**EXERCISE**
Transcribe all the entries word for word, but omit the images.

**DATASET ROWS**

• • • • •

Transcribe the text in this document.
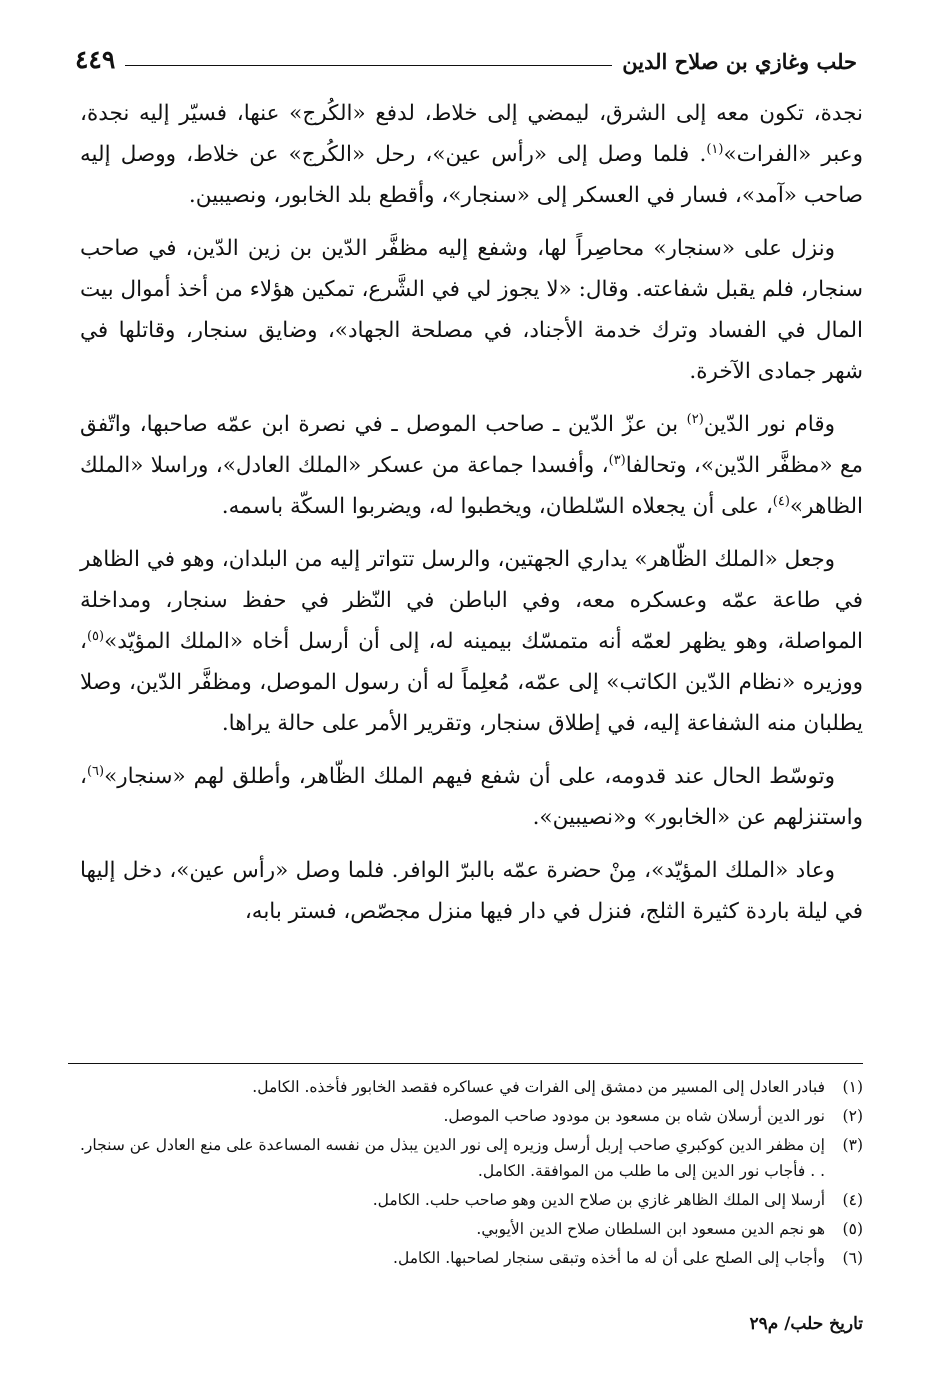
حلب وغازي بن صلاح الدين
٤٤٩

نجدة، تكون معه إلى الشرق، ليمضي إلى خلاط، لدفع «الكُرج» عنها، فسيّر إليه نجدة، وعبر «الفرات»$^{(١)}$. فلما وصل إلى «رأس عين»، رحل «الكُرج» عن خلاط، ووصل إليه صاحب «آمد»، فسار في العسكر إلى «سنجار»، وأقطع بلد الخابور، ونصيبين.

ونزل على «سنجار» محاصِراً لها، وشفع إليه مظفَّر الدّين بن زين الدّين، في صاحب سنجار، فلم يقبل شفاعته. وقال: «لا يجوز لي في الشَّرع، تمكين هؤلاء من أخذ أموال بيت المال في الفساد وترك خدمة الأجناد، في مصلحة الجهاد»، وضايق سنجار، وقاتلها في شهر جمادى الآخرة.

وقام نور الدّين$^{(٢)}$ بن عزّ الدّين ـ صاحب الموصل ـ في نصرة ابن عمّه صاحبها، واتّفق مع «مظفَّر الدّين»، وتحالفا$^{(٣)}$، وأفسدا جماعة من عسكر «الملك العادل»، وراسلا «الملك الظاهر»$^{(٤)}$، على أن يجعلاه السّلطان، ويخطبوا له، ويضربوا السكّة باسمه.

وجعل «الملك الظّاهر» يداري الجهتين، والرسل تتواتر إليه من البلدان، وهو في الظاهر في طاعة عمّه وعسكره معه، وفي الباطن في النّظر في حفظ سنجار، ومداخلة المواصلة، وهو يظهر لعمّه أنه متمسّك بيمينه له، إلى أن أرسل أخاه «الملك المؤيّد»$^{(٥)}$، ووزيره «نظام الدّين الكاتب» إلى عمّه، مُعلِماً له أن رسول الموصل، ومظفَّر الدّين، وصلا يطلبان منه الشفاعة إليه، في إطلاق سنجار، وتقرير الأمر على حالة يراها.

وتوسّط الحال عند قدومه، على أن شفع فيهم الملك الظّاهر، وأطلق لهم «سنجار»$^{(٦)}$، واستنزلهم عن «الخابور» و«نصيبين».

وعاد «الملك المؤيّد»، مِنْ حضرة عمّه بالبرّ الوافر. فلما وصل «رأس عين»، دخل إليها في ليلة باردة كثيرة الثلج، فنزل في دار فيها منزل مجصّص، فستر بابه،

(١)
فبادر العادل إلى المسير من دمشق إلى الفرات في عساكره فقصد الخابور فأخذه. الكامل.
(٢)
نور الدين أرسلان شاه بن مسعود بن مودود صاحب الموصل.
(٣)
إن مظفر الدين كوكبري صاحب إربل أرسل وزيره إلى نور الدين يبذل من نفسه المساعدة على منع العادل عن سنجار. . . فأجاب نور الدين إلى ما طلب من الموافقة. الكامل.
(٤)
أرسلا إلى الملك الظاهر غازي بن صلاح الدين وهو صاحب حلب. الكامل.
(٥)
هو نجم الدين مسعود ابن السلطان صلاح الدين الأيوبي.
(٦)
وأجاب إلى الصلح على أن له ما أخذه وتبقى سنجار لصاحبها. الكامل.
تاريخ حلب/ م٢٩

• • • • •

**SOLUTION**
Transcribe the text in this document.
حلب وغازي بن صلاح الدين
٤٤٩

نجدة، تكون معه إلى الشرق، ليمضي إلى خلاط، لدفع «الكُرج» عنها، فسيّر إليه نجدة، وعبر «الفرات»$^{(١)}$. فلما وصل إلى «رأس عين»، رحل «الكُرج» عن خلاط، ووصل إليه صاحب «آمد»، فسار في العسكر إلى «سنجار»، وأقطع بلد الخابور، ونصيبين.

ونزل على «سنجار» محاصِراً لها، وشفع إليه مظفَّر الدّين بن زين الدّين، في صاحب سنجار، فلم يقبل شفاعته. وقال: «لا يجوز لي في الشَّرع، تمكين هؤلاء من أخذ أموال بيت المال في الفساد وترك خدمة الأجناد، في مصلحة الجهاد»، وضايق سنجار، وقاتلها في شهر جمادى الآخرة.

وقام نور الدّين$^{(٢)}$ بن عزّ الدّين ـ صاحب الموصل ـ في نصرة ابن عمّه صاحبها، واتّفق مع «مظفَّر الدّين»، وتحالفا$^{(٣)}$، وأفسدا جماعة من عسكر «الملك العادل»، وراسلا «الملك الظاهر»$^{(٤)}$، على أن يجعلاه السّلطان، ويخطبوا له، ويضربوا السكّة باسمه.

وجعل «الملك الظّاهر» يداري الجهتين، والرسل تتواتر إليه من البلدان، وهو في الظاهر في طاعة عمّه وعسكره معه، وفي الباطن في النّظر في حفظ سنجار، ومداخلة المواصلة، وهو يظهر لعمّه أنه متمسّك بيمينه له، إلى أن أرسل أخاه «الملك المؤيّد»$^{(٥)}$، ووزيره «نظام الدّين الكاتب» إلى عمّه، مُعلِماً له أن رسول الموصل، ومظفَّر الدّين، وصلا يطلبان منه الشفاعة إليه، في إطلاق سنجار، وتقرير الأمر على حالة يراها.

وتوسّط الحال عند قدومه، على أن شفع فيهم الملك الظّاهر، وأطلق لهم «سنجار»$^{(٦)}$، واستنزلهم عن «الخابور» و«نصيبين».

وعاد «الملك المؤيّد»، مِنْ حضرة عمّه بالبرّ الوافر. فلما وصل «رأس عين»، دخل إليها في ليلة باردة كثيرة الثلج، فنزل في دار فيها منزل مجصّص، فستر بابه،

(١)
فبادر العادل إلى المسير من دمشق إلى الفرات في عساكره فقصد الخابور فأخذه. الكامل.
(٢)
نور الدين أرسلان شاه بن مسعود بن مودود صاحب الموصل.
(٣)
إن مظفر الدين كوكبري صاحب إربل أرسل وزيره إلى نور الدين يبذل من نفسه المساعدة على منع العادل عن سنجار. . . فأجاب نور الدين إلى ما طلب من الموافقة. الكامل.
(٤)
أرسلا إلى الملك الظاهر غازي بن صلاح الدين وهو صاحب حلب. الكامل.
(٥)
هو نجم الدين مسعود ابن السلطان صلاح الدين الأيوبي.
(٦)
وأجاب إلى الصلح على أن له ما أخذه وتبقى سنجار لصاحبها. الكامل.
تاريخ حلب/ م٢٩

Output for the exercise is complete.